Exercise materials start

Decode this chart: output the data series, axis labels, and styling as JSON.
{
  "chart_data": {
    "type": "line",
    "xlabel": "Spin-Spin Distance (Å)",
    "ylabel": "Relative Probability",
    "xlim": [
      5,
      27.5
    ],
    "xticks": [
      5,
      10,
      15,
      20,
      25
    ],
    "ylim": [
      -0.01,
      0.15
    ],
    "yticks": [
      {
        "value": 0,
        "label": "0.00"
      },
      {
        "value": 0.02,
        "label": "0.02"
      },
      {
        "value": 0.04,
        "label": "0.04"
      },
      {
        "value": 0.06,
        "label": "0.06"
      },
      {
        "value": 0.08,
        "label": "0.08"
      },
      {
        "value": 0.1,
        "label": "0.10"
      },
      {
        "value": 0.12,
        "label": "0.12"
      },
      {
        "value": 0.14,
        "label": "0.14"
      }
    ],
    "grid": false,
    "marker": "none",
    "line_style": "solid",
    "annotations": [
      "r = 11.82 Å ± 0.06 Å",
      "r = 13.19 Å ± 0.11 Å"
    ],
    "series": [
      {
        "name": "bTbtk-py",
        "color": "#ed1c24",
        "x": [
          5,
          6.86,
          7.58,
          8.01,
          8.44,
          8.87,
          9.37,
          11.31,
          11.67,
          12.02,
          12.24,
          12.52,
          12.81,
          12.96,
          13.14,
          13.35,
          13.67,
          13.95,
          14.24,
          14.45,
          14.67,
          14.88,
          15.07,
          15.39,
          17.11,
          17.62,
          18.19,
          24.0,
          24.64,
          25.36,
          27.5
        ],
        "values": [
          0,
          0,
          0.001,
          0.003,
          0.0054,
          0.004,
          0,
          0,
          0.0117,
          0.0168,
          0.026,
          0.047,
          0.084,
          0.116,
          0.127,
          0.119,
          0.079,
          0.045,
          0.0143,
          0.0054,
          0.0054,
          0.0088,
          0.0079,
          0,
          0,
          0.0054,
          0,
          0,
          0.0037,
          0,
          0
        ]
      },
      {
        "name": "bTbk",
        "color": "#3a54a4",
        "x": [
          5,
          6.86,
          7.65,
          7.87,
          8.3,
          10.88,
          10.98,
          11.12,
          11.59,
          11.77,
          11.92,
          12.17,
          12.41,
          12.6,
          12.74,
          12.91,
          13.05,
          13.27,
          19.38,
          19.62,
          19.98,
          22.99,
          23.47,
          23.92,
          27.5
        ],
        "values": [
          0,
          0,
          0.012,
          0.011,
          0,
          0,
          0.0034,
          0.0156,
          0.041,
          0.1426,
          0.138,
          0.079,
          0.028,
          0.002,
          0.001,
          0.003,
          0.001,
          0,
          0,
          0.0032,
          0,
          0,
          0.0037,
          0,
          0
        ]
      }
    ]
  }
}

Exercise materials end

Each line must be given again exactly as written above.

Solved problem
Decode this chart: output the data series, axis labels, and styling as JSON.
{
  "chart_data": {
    "type": "line",
    "xlabel": "Spin-Spin Distance (Å)",
    "ylabel": "Relative Probability",
    "xlim": [
      5,
      27.5
    ],
    "xticks": [
      5,
      10,
      15,
      20,
      25
    ],
    "ylim": [
      -0.01,
      0.15
    ],
    "yticks": [
      {
        "value": 0,
        "label": "0.00"
      },
      {
        "value": 0.02,
        "label": "0.02"
      },
      {
        "value": 0.04,
        "label": "0.04"
      },
      {
        "value": 0.06,
        "label": "0.06"
      },
      {
        "value": 0.08,
        "label": "0.08"
      },
      {
        "value": 0.1,
        "label": "0.10"
      },
      {
        "value": 0.12,
        "label": "0.12"
      },
      {
        "value": 0.14,
        "label": "0.14"
      }
    ],
    "grid": false,
    "marker": "none",
    "line_style": "solid",
    "annotations": [
      "r = 11.82 Å ± 0.06 Å",
      "r = 13.19 Å ± 0.11 Å"
    ],
    "series": [
      {
        "name": "bTbtk-py",
        "color": "#ed1c24",
        "x": [
          5,
          6.86,
          7.58,
          8.01,
          8.44,
          8.87,
          9.37,
          11.31,
          11.67,
          12.02,
          12.24,
          12.52,
          12.81,
          12.96,
          13.14,
          13.35,
          13.67,
          13.95,
          14.24,
          14.45,
          14.67,
          14.88,
          15.07,
          15.39,
          17.11,
          17.62,
          18.19,
          24.0,
          24.64,
          25.36,
          27.5
        ],
        "values": [
          0,
          0,
          0.001,
          0.003,
          0.0054,
          0.004,
          0,
          0,
          0.0117,
          0.0168,
          0.026,
          0.047,
          0.084,
          0.116,
          0.127,
          0.119,
          0.079,
          0.045,
          0.0143,
          0.0054,
          0.0054,
          0.0088,
          0.0079,
          0,
          0,
          0.0054,
          0,
          0,
          0.0037,
          0,
          0
        ]
      },
      {
        "name": "bTbk",
        "color": "#3a54a4",
        "x": [
          5,
          6.86,
          7.65,
          7.87,
          8.3,
          10.88,
          10.98,
          11.12,
          11.59,
          11.77,
          11.92,
          12.17,
          12.41,
          12.6,
          12.74,
          12.91,
          13.05,
          13.27,
          19.38,
          19.62,
          19.98,
          22.99,
          23.47,
          23.92,
          27.5
        ],
        "values": [
          0,
          0,
          0.012,
          0.011,
          0,
          0,
          0.0034,
          0.0156,
          0.041,
          0.1426,
          0.138,
          0.079,
          0.028,
          0.002,
          0.001,
          0.003,
          0.001,
          0,
          0,
          0.0032,
          0,
          0,
          0.0037,
          0,
          0
        ]
      }
    ]
  }
}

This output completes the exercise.